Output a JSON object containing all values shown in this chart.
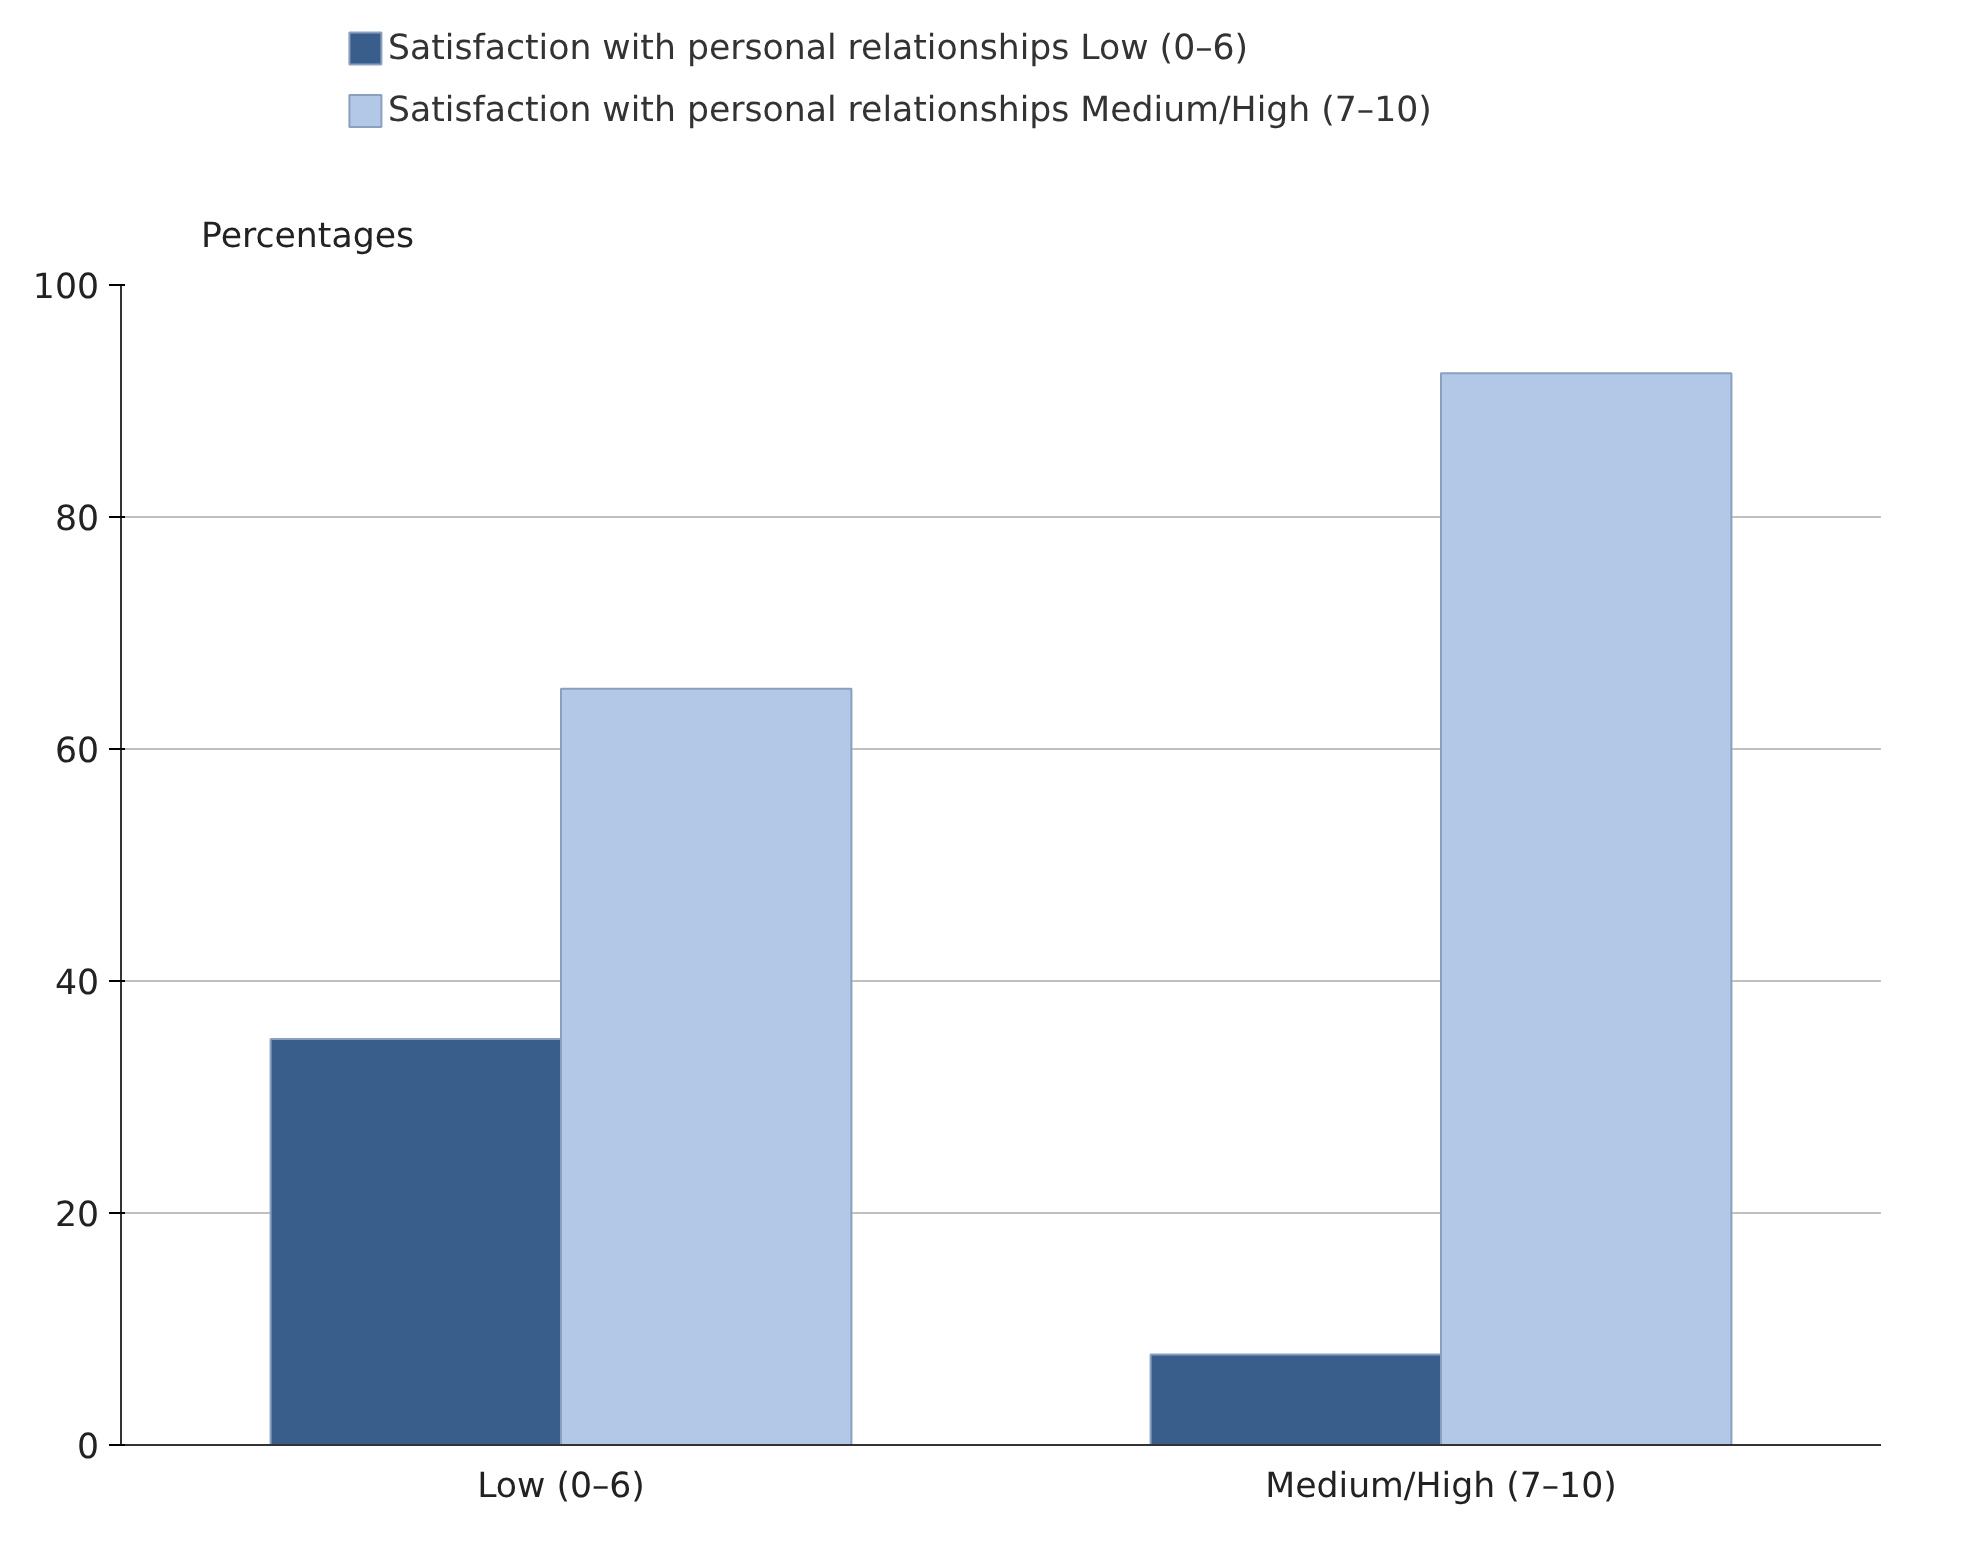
{
  "chart_data": {
    "type": "bar",
    "ylabel": "Percentages",
    "categories": [
      "Low (0–6)",
      "Medium/High (7–10)"
    ],
    "series": [
      {
        "name": "Satisfaction with personal relationships Low (0–6)",
        "color": "#3a5e8c",
        "values": [
          35,
          7.8
        ]
      },
      {
        "name": "Satisfaction with personal relationships Medium/High (7–10)",
        "color": "#b3c7e6",
        "values": [
          65.2,
          92.4
        ]
      }
    ],
    "ylim": [
      0,
      100
    ],
    "yticks": [
      0,
      20,
      40,
      60,
      80,
      100
    ],
    "grid": "y",
    "legend": "top left"
  }
}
============
_Directions for this task_
Track down the lines that include the word "personal" and copy them.

_Response_
        "name": "Satisfaction with personal relationships Low (0–6)",
        "name": "Satisfaction with personal relationships Medium/High (7–10)",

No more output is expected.